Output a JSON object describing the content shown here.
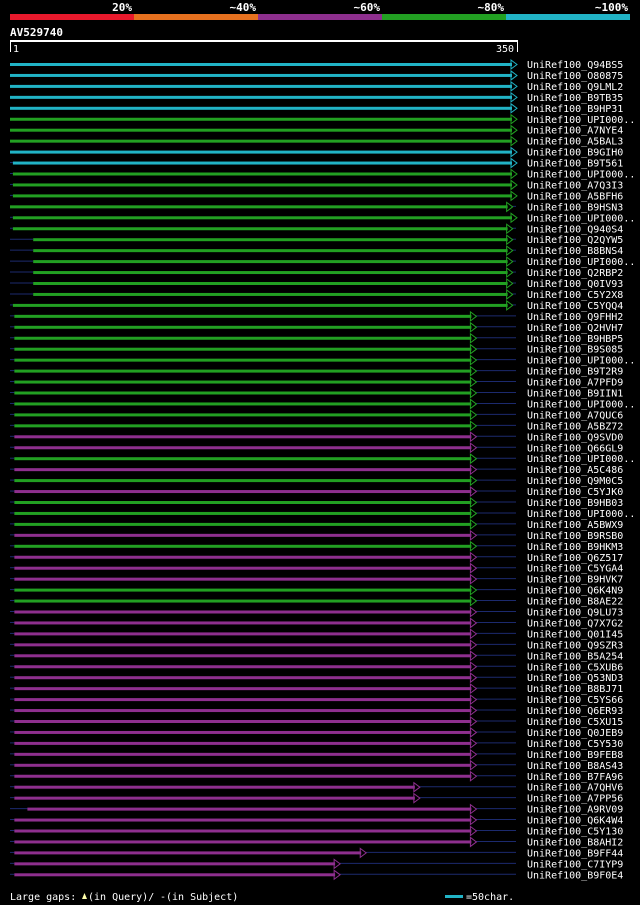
{
  "query_name": "AV529740",
  "colors": {
    "c20": "#e8192c",
    "c40": "#e6711f",
    "c60": "#8e2f8e",
    "c80": "#22a022",
    "c100": "#21b3c6"
  },
  "chart_data": {
    "type": "alignment-overview",
    "query_length": 350,
    "ruler_start": "1",
    "ruler_end": "350",
    "identity_scale": [
      {
        "label": "20%",
        "color": "#e8192c"
      },
      {
        "label": "~40%",
        "color": "#e6711f"
      },
      {
        "label": "~60%",
        "color": "#8e2f8e"
      },
      {
        "label": "~80%",
        "color": "#22a022"
      },
      {
        "label": "~100%",
        "color": "#21b3c6"
      }
    ],
    "hits": [
      {
        "name": "UniRef100_Q94BS5",
        "start": 1,
        "end": 350,
        "color": "#21b3c6"
      },
      {
        "name": "UniRef100_O80875",
        "start": 1,
        "end": 350,
        "color": "#21b3c6"
      },
      {
        "name": "UniRef100_Q9LML2",
        "start": 1,
        "end": 350,
        "color": "#21b3c6"
      },
      {
        "name": "UniRef100_B9TB35",
        "start": 1,
        "end": 350,
        "color": "#21b3c6"
      },
      {
        "name": "UniRef100_B9HP31",
        "start": 1,
        "end": 350,
        "color": "#21b3c6"
      },
      {
        "name": "UniRef100_UPI000..",
        "start": 1,
        "end": 350,
        "color": "#22a022"
      },
      {
        "name": "UniRef100_A7NYE4",
        "start": 1,
        "end": 350,
        "color": "#22a022"
      },
      {
        "name": "UniRef100_A5BAL3",
        "start": 1,
        "end": 350,
        "color": "#22a022"
      },
      {
        "name": "UniRef100_B9GIH0",
        "start": 1,
        "end": 350,
        "color": "#21b3c6"
      },
      {
        "name": "UniRef100_B9T561",
        "start": 3,
        "end": 350,
        "color": "#21b3c6"
      },
      {
        "name": "UniRef100_UPI000..",
        "start": 3,
        "end": 350,
        "color": "#22a022"
      },
      {
        "name": "UniRef100_A7Q3I3",
        "start": 3,
        "end": 350,
        "color": "#22a022"
      },
      {
        "name": "UniRef100_A5BFH6",
        "start": 3,
        "end": 350,
        "color": "#22a022"
      },
      {
        "name": "UniRef100_B9HSN3",
        "start": 1,
        "end": 347,
        "color": "#22a022"
      },
      {
        "name": "UniRef100_UPI000..",
        "start": 3,
        "end": 350,
        "color": "#22a022"
      },
      {
        "name": "UniRef100_Q940S4",
        "start": 3,
        "end": 347,
        "color": "#22a022"
      },
      {
        "name": "UniRef100_Q2QYW5",
        "start": 17,
        "end": 347,
        "color": "#22a022"
      },
      {
        "name": "UniRef100_B8BNS4",
        "start": 17,
        "end": 347,
        "color": "#22a022"
      },
      {
        "name": "UniRef100_UPI000..",
        "start": 17,
        "end": 347,
        "color": "#22a022"
      },
      {
        "name": "UniRef100_Q2RBP2",
        "start": 17,
        "end": 347,
        "color": "#22a022"
      },
      {
        "name": "UniRef100_Q0IV93",
        "start": 17,
        "end": 347,
        "color": "#22a022"
      },
      {
        "name": "UniRef100_C5Y2X8",
        "start": 17,
        "end": 347,
        "color": "#22a022"
      },
      {
        "name": "UniRef100_C5YQQ4",
        "start": 3,
        "end": 347,
        "color": "#22a022"
      },
      {
        "name": "UniRef100_Q9FHH2",
        "start": 4,
        "end": 322,
        "color": "#22a022"
      },
      {
        "name": "UniRef100_Q2HVH7",
        "start": 4,
        "end": 322,
        "color": "#22a022"
      },
      {
        "name": "UniRef100_B9HBP5",
        "start": 4,
        "end": 322,
        "color": "#22a022"
      },
      {
        "name": "UniRef100_B9S085",
        "start": 4,
        "end": 322,
        "color": "#22a022"
      },
      {
        "name": "UniRef100_UPI000..",
        "start": 4,
        "end": 322,
        "color": "#22a022"
      },
      {
        "name": "UniRef100_B9T2R9",
        "start": 4,
        "end": 322,
        "color": "#22a022"
      },
      {
        "name": "UniRef100_A7PFD9",
        "start": 4,
        "end": 322,
        "color": "#22a022"
      },
      {
        "name": "UniRef100_B9IIN1",
        "start": 4,
        "end": 322,
        "color": "#22a022"
      },
      {
        "name": "UniRef100_UPI000..",
        "start": 4,
        "end": 322,
        "color": "#22a022"
      },
      {
        "name": "UniRef100_A7QUC6",
        "start": 4,
        "end": 322,
        "color": "#22a022"
      },
      {
        "name": "UniRef100_A5BZ72",
        "start": 4,
        "end": 322,
        "color": "#22a022"
      },
      {
        "name": "UniRef100_Q9SVD0",
        "start": 4,
        "end": 322,
        "color": "#8e2f8e"
      },
      {
        "name": "UniRef100_Q66GL9",
        "start": 4,
        "end": 322,
        "color": "#8e2f8e"
      },
      {
        "name": "UniRef100_UPI000..",
        "start": 4,
        "end": 322,
        "color": "#22a022"
      },
      {
        "name": "UniRef100_A5C486",
        "start": 4,
        "end": 322,
        "color": "#8e2f8e"
      },
      {
        "name": "UniRef100_Q9M0C5",
        "start": 4,
        "end": 322,
        "color": "#22a022"
      },
      {
        "name": "UniRef100_C5YJK0",
        "start": 4,
        "end": 322,
        "color": "#8e2f8e"
      },
      {
        "name": "UniRef100_B9HB03",
        "start": 4,
        "end": 322,
        "color": "#22a022"
      },
      {
        "name": "UniRef100_UPI000..",
        "start": 4,
        "end": 322,
        "color": "#22a022"
      },
      {
        "name": "UniRef100_A5BWX9",
        "start": 4,
        "end": 322,
        "color": "#22a022"
      },
      {
        "name": "UniRef100_B9RSB0",
        "start": 4,
        "end": 322,
        "color": "#8e2f8e"
      },
      {
        "name": "UniRef100_B9HKM3",
        "start": 4,
        "end": 322,
        "color": "#22a022"
      },
      {
        "name": "UniRef100_Q6Z517",
        "start": 4,
        "end": 322,
        "color": "#8e2f8e"
      },
      {
        "name": "UniRef100_C5YGA4",
        "start": 4,
        "end": 322,
        "color": "#8e2f8e"
      },
      {
        "name": "UniRef100_B9HVK7",
        "start": 4,
        "end": 322,
        "color": "#8e2f8e"
      },
      {
        "name": "UniRef100_Q6K4N9",
        "start": 4,
        "end": 322,
        "color": "#22a022"
      },
      {
        "name": "UniRef100_B8AE22",
        "start": 4,
        "end": 322,
        "color": "#22a022"
      },
      {
        "name": "UniRef100_Q9LU73",
        "start": 4,
        "end": 322,
        "color": "#8e2f8e"
      },
      {
        "name": "UniRef100_Q7X7G2",
        "start": 4,
        "end": 322,
        "color": "#8e2f8e"
      },
      {
        "name": "UniRef100_Q01I45",
        "start": 4,
        "end": 322,
        "color": "#8e2f8e"
      },
      {
        "name": "UniRef100_Q9SZR3",
        "start": 4,
        "end": 322,
        "color": "#8e2f8e"
      },
      {
        "name": "UniRef100_B5A254",
        "start": 4,
        "end": 322,
        "color": "#8e2f8e"
      },
      {
        "name": "UniRef100_C5XUB6",
        "start": 4,
        "end": 322,
        "color": "#8e2f8e"
      },
      {
        "name": "UniRef100_Q53ND3",
        "start": 4,
        "end": 322,
        "color": "#8e2f8e"
      },
      {
        "name": "UniRef100_B8BJ71",
        "start": 4,
        "end": 322,
        "color": "#8e2f8e"
      },
      {
        "name": "UniRef100_C5YS66",
        "start": 4,
        "end": 322,
        "color": "#8e2f8e"
      },
      {
        "name": "UniRef100_Q6ER93",
        "start": 4,
        "end": 322,
        "color": "#8e2f8e"
      },
      {
        "name": "UniRef100_C5XU15",
        "start": 4,
        "end": 322,
        "color": "#8e2f8e"
      },
      {
        "name": "UniRef100_Q0JEB9",
        "start": 4,
        "end": 322,
        "color": "#8e2f8e"
      },
      {
        "name": "UniRef100_C5Y530",
        "start": 4,
        "end": 322,
        "color": "#8e2f8e"
      },
      {
        "name": "UniRef100_B9FEB8",
        "start": 4,
        "end": 322,
        "color": "#8e2f8e"
      },
      {
        "name": "UniRef100_B8AS43",
        "start": 4,
        "end": 322,
        "color": "#8e2f8e"
      },
      {
        "name": "UniRef100_B7FA96",
        "start": 4,
        "end": 322,
        "color": "#8e2f8e"
      },
      {
        "name": "UniRef100_A7QHV6",
        "start": 4,
        "end": 283,
        "color": "#8e2f8e"
      },
      {
        "name": "UniRef100_A7PP56",
        "start": 4,
        "end": 283,
        "color": "#8e2f8e"
      },
      {
        "name": "UniRef100_A9RV09",
        "start": 13,
        "end": 322,
        "color": "#8e2f8e"
      },
      {
        "name": "UniRef100_Q6K4W4",
        "start": 4,
        "end": 322,
        "color": "#8e2f8e"
      },
      {
        "name": "UniRef100_C5Y130",
        "start": 4,
        "end": 322,
        "color": "#8e2f8e"
      },
      {
        "name": "UniRef100_B8AHI2",
        "start": 4,
        "end": 322,
        "color": "#8e2f8e"
      },
      {
        "name": "UniRef100_B9FF44",
        "start": 4,
        "end": 246,
        "color": "#8e2f8e"
      },
      {
        "name": "UniRef100_C7IYP9",
        "start": 4,
        "end": 228,
        "color": "#8e2f8e"
      },
      {
        "name": "UniRef100_B9F0E4",
        "start": 4,
        "end": 228,
        "color": "#8e2f8e"
      }
    ],
    "legend": {
      "large_gaps_label": "Large gaps: ",
      "query_gap_label": "(in Query)/",
      "subject_gap_symbol": "-",
      "subject_gap_label": " (in Subject)",
      "scale_label": "=50char."
    }
  }
}
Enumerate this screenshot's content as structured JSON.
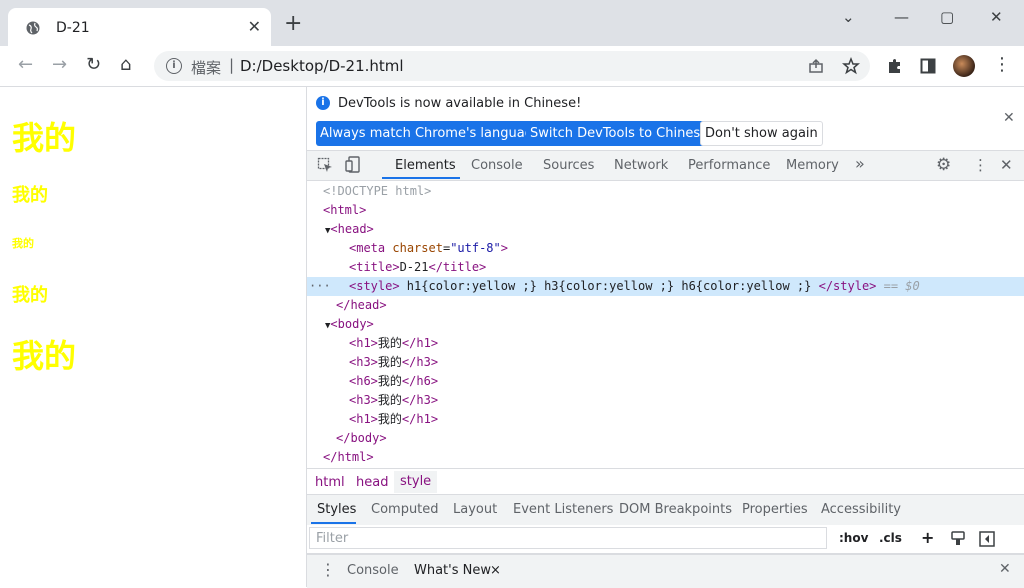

> GIVEN INSTRUCTION: Go through the data and gather every line that holds "JSON".

> FINISHED TASK:
Output a JSON object describing the content shown here.
Enumerate this screenshot's content as structured JSON.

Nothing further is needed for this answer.